### TASK DETAILS
Quote the material below word for word, omitting the pictures.

• • •

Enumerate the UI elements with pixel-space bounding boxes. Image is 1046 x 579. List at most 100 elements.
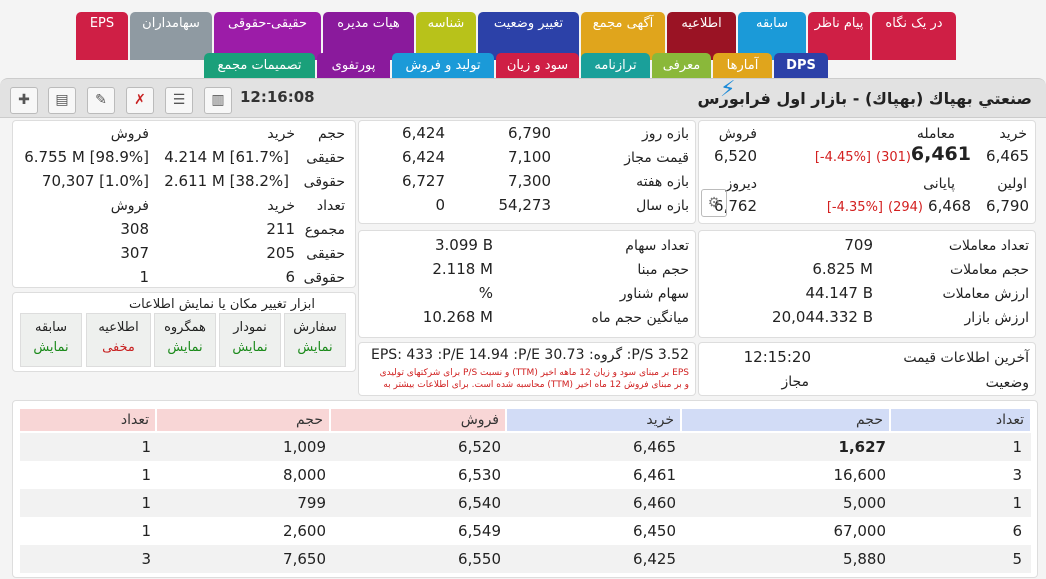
best-buy-value: 6,465 <box>986 147 1029 165</box>
sell-label: فروش <box>718 126 757 142</box>
toggle-orders-button[interactable]: سفارش نمایش <box>284 313 346 367</box>
tab-dps[interactable]: DPS <box>774 53 828 79</box>
list-icon[interactable]: ☰ <box>165 87 193 114</box>
legal-buy-count: 6 <box>285 268 295 286</box>
buy-header: خرید <box>267 126 295 142</box>
row3-volume-sell: 799 <box>297 494 326 512</box>
day-range-low: 6,424 <box>402 124 445 142</box>
trades-count-label: تعداد معاملات <box>948 238 1029 254</box>
symbol-title-bar: ✚ ▤ ✎ ✗ ☰ ▥ 12:16:08 ⚡ صنعتي بهپاك (بهپا… <box>0 78 1046 118</box>
legal-buy-value: 2.611 M [38.2%] <box>164 172 289 190</box>
chart-icon[interactable]: ▥ <box>204 87 232 114</box>
real-buy-count: 205 <box>266 244 295 262</box>
row3-volume-buy: 5,000 <box>843 494 886 512</box>
allowed-range-low: 6,424 <box>402 148 445 166</box>
row4-count-buy: 6 <box>1012 522 1022 540</box>
row2-sell-price: 6,530 <box>458 466 501 484</box>
tab-overview[interactable]: در یک نگاه <box>872 12 956 60</box>
tab-supervisor-message[interactable]: پیام ناظر <box>808 12 870 60</box>
stats-panel: تعداد معاملات 709 حجم معاملات 6.825 M ار… <box>698 230 1036 338</box>
tab-intro[interactable]: معرفی <box>652 53 711 79</box>
edit-note-icon[interactable]: ✎ <box>87 87 115 114</box>
row1-volume-sell: 1,009 <box>283 438 326 456</box>
year-range-low: 0 <box>435 196 445 214</box>
tab-announcements[interactable]: اطلاعیه <box>667 12 736 60</box>
tab-balance-sheet[interactable]: ترازنامه <box>581 53 650 79</box>
float-label: سهام شناور <box>619 286 689 302</box>
tab-board[interactable]: هیات مدیره <box>323 12 414 60</box>
clock-time: 12:16:08 <box>240 88 315 106</box>
eps-pe-line: EPS: 433 :P/E 14.94 :P/E گروه: 30.73 :P/… <box>371 347 689 363</box>
week-range-label: بازه هفته <box>636 174 689 190</box>
trades-value-value: 44.147 B <box>805 284 873 302</box>
tab-profit-loss[interactable]: سود و زیان <box>496 53 579 79</box>
volume-header: حجم <box>317 126 345 142</box>
toggle-history-button[interactable]: سابقه نمایش <box>20 313 82 367</box>
compare-icon[interactable]: ✗ <box>126 87 154 114</box>
header-count-buy: تعداد <box>891 409 1030 431</box>
total-buy-count: 211 <box>266 220 295 238</box>
row2-volume-sell: 8,000 <box>283 466 326 484</box>
week-range-high: 7,300 <box>508 172 551 190</box>
first-label: اولین <box>997 176 1027 192</box>
eps-note-line-2: و بر مبنای فروش 12 ماه اخیر (TTM) محاسبه… <box>383 380 689 390</box>
tab-assembly-notice[interactable]: آگهی مجمع <box>581 12 665 60</box>
count-buy-header: خرید <box>267 198 295 214</box>
row1-sell-price: 6,520 <box>458 438 501 456</box>
last-update-label: آخرین اطلاعات قیمت <box>903 350 1029 366</box>
count-header: تعداد <box>316 198 345 214</box>
toggle-announcements-button[interactable]: اطلاعیه مخفی <box>86 313 151 367</box>
quote-panel: خرید معامله فروش 6,465 6,461 (301) [-4.4… <box>698 120 1036 224</box>
tab-status-change[interactable]: تغییر وضعیت <box>478 12 579 60</box>
total-sell-count: 308 <box>120 220 149 238</box>
legal-sell-value: 70,307 [1.0%] <box>41 172 149 190</box>
tab-identity[interactable]: شناسه <box>416 12 476 60</box>
tab-history[interactable]: سابقه <box>738 12 806 60</box>
add-icon[interactable]: ✚ <box>10 87 38 114</box>
tab-stats[interactable]: آمارها <box>713 53 772 79</box>
market-value-value: 20,044.332 B <box>772 308 873 326</box>
row1-buy-price: 6,465 <box>633 438 676 456</box>
close-label: پایانی <box>923 176 955 192</box>
real-count-label: حقیقی <box>306 246 345 262</box>
row1-count-buy: 1 <box>1012 438 1022 456</box>
row3-buy-price: 6,460 <box>633 494 676 512</box>
close-change-value: (294) <box>888 200 923 215</box>
row4-volume-sell: 2,600 <box>283 522 326 540</box>
real-row-label: حقیقی <box>306 150 345 166</box>
tab-eps[interactable]: EPS <box>76 12 128 60</box>
calculator-icon[interactable]: ▤ <box>48 87 76 114</box>
shares-panel: تعداد سهام 3.099 B حجم مبنا 2.118 M سهام… <box>358 230 696 338</box>
order-row <box>20 489 1031 517</box>
base-volume-value: 2.118 M <box>432 260 493 278</box>
row5-count-buy: 5 <box>1012 550 1022 568</box>
shares-label: تعداد سهام <box>625 238 689 254</box>
total-row-label: مجموع <box>304 222 345 238</box>
row4-sell-price: 6,549 <box>458 522 501 540</box>
year-range-high: 54,273 <box>498 196 552 214</box>
allowed-range-high: 7,100 <box>508 148 551 166</box>
tab-production-sales[interactable]: تولید و فروش <box>392 53 494 79</box>
yesterday-price-value: 6,762 <box>714 197 757 215</box>
tab-portfolio[interactable]: پورتفوی <box>317 53 390 79</box>
tools-title: ابزار تغییر مکان یا نمایش اطلاعات <box>128 297 315 312</box>
client-types-panel: حجم خرید فروش حقیقی 4.214 M [61.7%] 6.75… <box>12 120 356 288</box>
toggle-peers-button[interactable]: همگروه نمایش <box>154 313 216 367</box>
toggle-chart-button[interactable]: نمودار نمایش <box>219 313 281 367</box>
market-value-label: ارزش بازار <box>964 310 1029 326</box>
tab-shareholders[interactable]: سهامداران <box>130 12 212 60</box>
trades-volume-value: 6.825 M <box>812 260 873 278</box>
order-row <box>20 545 1031 573</box>
yesterday-label: دیروز <box>725 176 757 192</box>
year-range-label: بازه سال <box>636 198 689 214</box>
tab-assembly-decisions[interactable]: تصمیمات مجمع <box>204 53 315 79</box>
tab-real-legal[interactable]: حقیقی-حقوقی <box>214 12 321 60</box>
row2-buy-price: 6,461 <box>633 466 676 484</box>
header-volume-buy: حجم <box>682 409 889 431</box>
eps-note-line-1: EPS بر مبنای سود و زیان 12 ماهه اخیر (TT… <box>379 368 689 378</box>
header-sell-price: فروش <box>331 409 505 431</box>
sliders-icon[interactable]: ⚙ <box>701 189 727 217</box>
row5-buy-price: 6,425 <box>633 550 676 568</box>
sell-header: فروش <box>110 126 149 142</box>
close-percent-value: [-4.35%] <box>826 200 883 215</box>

• • •

### FULL ANSWER
Enumerate the UI elements with pixel-space bounding boxes. Image is 1046 x 579. List at most 100 elements.
best-buy-value: 6,465 <box>986 147 1029 165</box>
sell-label: فروش <box>718 126 757 142</box>
toggle-orders-button[interactable]: سفارش نمایش <box>284 313 346 367</box>
tab-dps[interactable]: DPS <box>774 53 828 79</box>
list-icon[interactable]: ☰ <box>165 87 193 114</box>
legal-buy-count: 6 <box>285 268 295 286</box>
buy-header: خرید <box>267 126 295 142</box>
row3-volume-sell: 799 <box>297 494 326 512</box>
day-range-low: 6,424 <box>402 124 445 142</box>
trades-count-label: تعداد معاملات <box>948 238 1029 254</box>
symbol-title-bar: ✚ ▤ ✎ ✗ ☰ ▥ 12:16:08 ⚡ صنعتي بهپاك (بهپا… <box>0 78 1046 118</box>
legal-buy-value: 2.611 M [38.2%] <box>164 172 289 190</box>
chart-icon[interactable]: ▥ <box>204 87 232 114</box>
real-buy-count: 205 <box>266 244 295 262</box>
row3-volume-buy: 5,000 <box>843 494 886 512</box>
allowed-range-low: 6,424 <box>402 148 445 166</box>
row4-count-buy: 6 <box>1012 522 1022 540</box>
row2-sell-price: 6,530 <box>458 466 501 484</box>
tab-overview[interactable]: در یک نگاه <box>872 12 956 60</box>
tab-supervisor-message[interactable]: پیام ناظر <box>808 12 870 60</box>
stats-panel: تعداد معاملات 709 حجم معاملات 6.825 M ار… <box>698 230 1036 338</box>
tab-intro[interactable]: معرفی <box>652 53 711 79</box>
edit-note-icon[interactable]: ✎ <box>87 87 115 114</box>
row1-volume-sell: 1,009 <box>283 438 326 456</box>
year-range-low: 0 <box>435 196 445 214</box>
tab-announcements[interactable]: اطلاعیه <box>667 12 736 60</box>
tab-balance-sheet[interactable]: ترازنامه <box>581 53 650 79</box>
float-label: سهام شناور <box>619 286 689 302</box>
tab-board[interactable]: هیات مدیره <box>323 12 414 60</box>
clock-time: 12:16:08 <box>240 88 315 106</box>
eps-pe-line: EPS: 433 :P/E 14.94 :P/E گروه: 30.73 :P/… <box>371 347 689 363</box>
week-range-label: بازه هفته <box>636 174 689 190</box>
trades-value-value: 44.147 B <box>805 284 873 302</box>
tab-profit-loss[interactable]: سود و زیان <box>496 53 579 79</box>
volume-header: حجم <box>317 126 345 142</box>
toggle-history-button[interactable]: سابقه نمایش <box>20 313 82 367</box>
compare-icon[interactable]: ✗ <box>126 87 154 114</box>
header-count-buy: تعداد <box>891 409 1030 431</box>
total-buy-count: 211 <box>266 220 295 238</box>
row2-volume-sell: 8,000 <box>283 466 326 484</box>
week-range-high: 7,300 <box>508 172 551 190</box>
first-label: اولین <box>997 176 1027 192</box>
eps-note-line-2: و بر مبنای فروش 12 ماه اخیر (TTM) محاسبه… <box>383 380 689 390</box>
tab-assembly-notice[interactable]: آگهی مجمع <box>581 12 665 60</box>
count-buy-header: خرید <box>267 198 295 214</box>
row1-sell-price: 6,520 <box>458 438 501 456</box>
last-update-label: آخرین اطلاعات قیمت <box>903 350 1029 366</box>
count-header: تعداد <box>316 198 345 214</box>
toggle-announcements-button[interactable]: اطلاعیه مخفی <box>86 313 151 367</box>
quote-panel: خرید معامله فروش 6,465 6,461 (301) [-4.4… <box>698 120 1036 224</box>
tab-status-change[interactable]: تغییر وضعیت <box>478 12 579 60</box>
total-sell-count: 308 <box>120 220 149 238</box>
legal-sell-value: 70,307 [1.0%] <box>41 172 149 190</box>
tab-identity[interactable]: شناسه <box>416 12 476 60</box>
tab-history[interactable]: سابقه <box>738 12 806 60</box>
add-icon[interactable]: ✚ <box>10 87 38 114</box>
tab-stats[interactable]: آمارها <box>713 53 772 79</box>
market-value-value: 20,044.332 B <box>772 308 873 326</box>
row1-buy-price: 6,465 <box>633 438 676 456</box>
close-label: پایانی <box>923 176 955 192</box>
real-count-label: حقیقی <box>306 246 345 262</box>
row1-count-buy: 1 <box>1012 438 1022 456</box>
row3-buy-price: 6,460 <box>633 494 676 512</box>
close-change-value: (294) <box>888 200 923 215</box>
row4-volume-sell: 2,600 <box>283 522 326 540</box>
real-row-label: حقیقی <box>306 150 345 166</box>
tab-eps[interactable]: EPS <box>76 12 128 60</box>
calculator-icon[interactable]: ▤ <box>48 87 76 114</box>
shares-panel: تعداد سهام 3.099 B حجم مبنا 2.118 M سهام… <box>358 230 696 338</box>
order-row <box>20 489 1031 517</box>
base-volume-value: 2.118 M <box>432 260 493 278</box>
row5-count-buy: 5 <box>1012 550 1022 568</box>
shares-label: تعداد سهام <box>625 238 689 254</box>
total-row-label: مجموع <box>304 222 345 238</box>
row4-sell-price: 6,549 <box>458 522 501 540</box>
year-range-high: 54,273 <box>498 196 552 214</box>
allowed-range-high: 7,100 <box>508 148 551 166</box>
tab-production-sales[interactable]: تولید و فروش <box>392 53 494 79</box>
yesterday-price-value: 6,762 <box>714 197 757 215</box>
tab-portfolio[interactable]: پورتفوی <box>317 53 390 79</box>
tools-title: ابزار تغییر مکان یا نمایش اطلاعات <box>128 297 315 312</box>
client-types-panel: حجم خرید فروش حقیقی 4.214 M [61.7%] 6.75… <box>12 120 356 288</box>
toggle-peers-button[interactable]: همگروه نمایش <box>154 313 216 367</box>
toggle-chart-button[interactable]: نمودار نمایش <box>219 313 281 367</box>
market-value-label: ارزش بازار <box>964 310 1029 326</box>
tab-shareholders[interactable]: سهامداران <box>130 12 212 60</box>
trades-volume-value: 6.825 M <box>812 260 873 278</box>
order-row <box>20 545 1031 573</box>
yesterday-label: دیروز <box>725 176 757 192</box>
year-range-label: بازه سال <box>636 198 689 214</box>
tab-assembly-decisions[interactable]: تصمیمات مجمع <box>204 53 315 79</box>
tab-real-legal[interactable]: حقیقی-حقوقی <box>214 12 321 60</box>
row2-buy-price: 6,461 <box>633 466 676 484</box>
header-volume-buy: حجم <box>682 409 889 431</box>
eps-note-line-1: EPS بر مبنای سود و زیان 12 ماهه اخیر (TT… <box>379 368 689 378</box>
header-sell-price: فروش <box>331 409 505 431</box>
sliders-icon[interactable]: ⚙ <box>701 189 727 217</box>
row5-buy-price: 6,425 <box>633 550 676 568</box>
sell-header: فروش <box>110 126 149 142</box>
close-percent-value: [-4.35%] <box>826 200 883 215</box>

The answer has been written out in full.